Task A =
Answer each question from the telecom news roundup:
(i) Which four video sources have joined T-Mobile's Binge On!?
(ii) What does Nokia Networks argue is optimal for LTE Broadcast?
(iii) Which three products is all of Microsoft's growth coming from?
Task B =
Carry on the telecom news roundup from where it stops.

Passage shown =
Microsoft, meanwhile, just gets cloudier and cloudier. Q2 results beat the spread and it was very noticeable that all the growth is coming from Office 365, MS Azure, and Dynamics CRM.

T-Mobile spins Binge On!; Nokia LTE Broadcast trials; FCC vs. STBs; patenting the word “react”

T-Mobile USA has shared some detail about its controversial Binge On! zero-rating. One of the services it covers has seen a 79% surge in daily viewers, while four more video sources have joined (Amazon Video, Fox News, Univision NOW, and WWE Network). They’re also now offering a shortcode to opt out of the service. Clearly, T-Mo is trying to manage the controversy better than it did when it declared war on the EFF - as well as pushing the service’s popularity (the 79%), and making it easier to opt out (the shortcode), they also claim a non-Binge On! video source saw 33% more traffic, presumably because users had more data allowance left.

Buzz continues that AT&T will try some sort of broadcast/broadband integration.

Nokia Networks talks up the results of its big LTE Broadcast trial in Munich. They argue that low-power 700MHz is optimal.

Lawman Wheeler wants open set-top boxes. He points out that while Moore’s law drove the price of everything electronic down, the rental fees for STBs remained suspiciously steady. The cablecos don’t want any of this and they allege he’s in cahoots with Google.

Interestingly, the Nokia trial we mentioned above claims it demonstrated you can use a smartphone to receive the LTE Broadcast TV signal and cast it onto any TV that happens by, which would incidentally render STBs obsolete.

Extracted entries =
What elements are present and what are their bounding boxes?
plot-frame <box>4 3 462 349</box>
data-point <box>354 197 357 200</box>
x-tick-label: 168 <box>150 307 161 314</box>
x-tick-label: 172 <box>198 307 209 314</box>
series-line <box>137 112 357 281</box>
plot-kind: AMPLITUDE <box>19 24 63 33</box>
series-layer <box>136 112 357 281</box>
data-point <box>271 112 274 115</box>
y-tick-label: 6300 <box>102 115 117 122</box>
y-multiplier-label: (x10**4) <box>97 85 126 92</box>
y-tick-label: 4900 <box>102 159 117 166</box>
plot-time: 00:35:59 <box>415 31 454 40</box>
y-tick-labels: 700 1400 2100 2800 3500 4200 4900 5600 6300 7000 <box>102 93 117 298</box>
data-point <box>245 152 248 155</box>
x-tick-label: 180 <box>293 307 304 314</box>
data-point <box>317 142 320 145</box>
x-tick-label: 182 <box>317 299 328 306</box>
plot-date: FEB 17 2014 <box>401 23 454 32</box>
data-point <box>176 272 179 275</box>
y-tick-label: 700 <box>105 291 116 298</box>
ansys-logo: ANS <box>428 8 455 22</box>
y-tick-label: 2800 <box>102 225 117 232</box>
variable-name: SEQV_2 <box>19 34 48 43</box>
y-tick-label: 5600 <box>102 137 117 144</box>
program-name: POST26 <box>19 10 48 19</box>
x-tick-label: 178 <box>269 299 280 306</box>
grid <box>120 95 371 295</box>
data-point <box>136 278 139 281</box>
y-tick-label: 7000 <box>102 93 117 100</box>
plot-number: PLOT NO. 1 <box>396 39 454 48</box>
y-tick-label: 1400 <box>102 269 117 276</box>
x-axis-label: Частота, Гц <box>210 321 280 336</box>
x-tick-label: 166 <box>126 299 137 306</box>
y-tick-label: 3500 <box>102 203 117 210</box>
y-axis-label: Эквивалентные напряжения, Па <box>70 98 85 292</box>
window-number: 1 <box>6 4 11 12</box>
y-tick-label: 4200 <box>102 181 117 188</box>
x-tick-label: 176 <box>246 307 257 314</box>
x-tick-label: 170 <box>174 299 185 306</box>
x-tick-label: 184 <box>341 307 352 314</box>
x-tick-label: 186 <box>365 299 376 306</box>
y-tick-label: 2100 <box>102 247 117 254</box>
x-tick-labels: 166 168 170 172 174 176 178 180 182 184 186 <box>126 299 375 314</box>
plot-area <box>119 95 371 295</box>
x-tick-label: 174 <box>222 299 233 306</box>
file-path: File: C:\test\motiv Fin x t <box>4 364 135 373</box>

Result A =
(i) Amazon Video, Fox News, Univision NOW, and WWE Network.
(ii) Low-power 700MHz.
(iii) Office 365, MS Azure, and Dynamics CRM.

Result B =
And this is ironic: a pair of YouTube microcelebs decided to do something very un-millenial and try to copyright the word “react” and the broad concept of filming a reaction shot. It didn’t work.

OFCOM turns against 3UK/O2; Free.uk? TeliaSonera CAPEX; BT Q4; smart meters aren’t

OFCOM director Sharon White has written to the European Commission asking it to block the 3UK/O2 deal. She argues that it would drive up prices, disadvantage independent retailers and MVNOs, and disturb the infrastructure-sharing setup. She specifically takes sides between the “bigger operators for investment” and “competition for investment” schools of thought. The letter is here.

Rumours keep swirling about a possible Xavier Niel project in the UK, usually assuming that the regulator forces 3UK/O2 to sell substantial assets. Sharon White mentioned recreating a fourth network as one solution, albeit an expensive one. Is that who she’s thinking of?

O2 UK claims 90% of its planning applications in London are refused.

TeliaSonera says its current CAPEX cycle will peak in 2016 at around $1.7bn. It better had, as they’re still losing money. TDC, for its part, says its revenues are up but its EBITDA is sliding. As a result, they intend to “leverage” the 4G network, start an MVNO in Norway, and upgrade the cable network. Specifically, that means Huawei will deploy 1Gbps DOCSIS 3.1 throughout its Danish co-ax assets. In Germany, meanwhile, LibertyGlobal opco Unitymedia is upgrading to 400Mbps.

BT says its revenue is up 4.7% in Q4, and profits are up 14%. It’s the best result in 7 years, and BT celebrated by announcing its post-EE merger structure. There will be 6 business units - one each for fixed and mobile in each of the consumer, enterprise, and wholesale segments.

After the revelation that the EE-run emergency services network won’t work in the tube, they’re now saying it will or at least that the old system will be maintained until it does.

Here’s a really crushing assessment of the UK smart metering programme.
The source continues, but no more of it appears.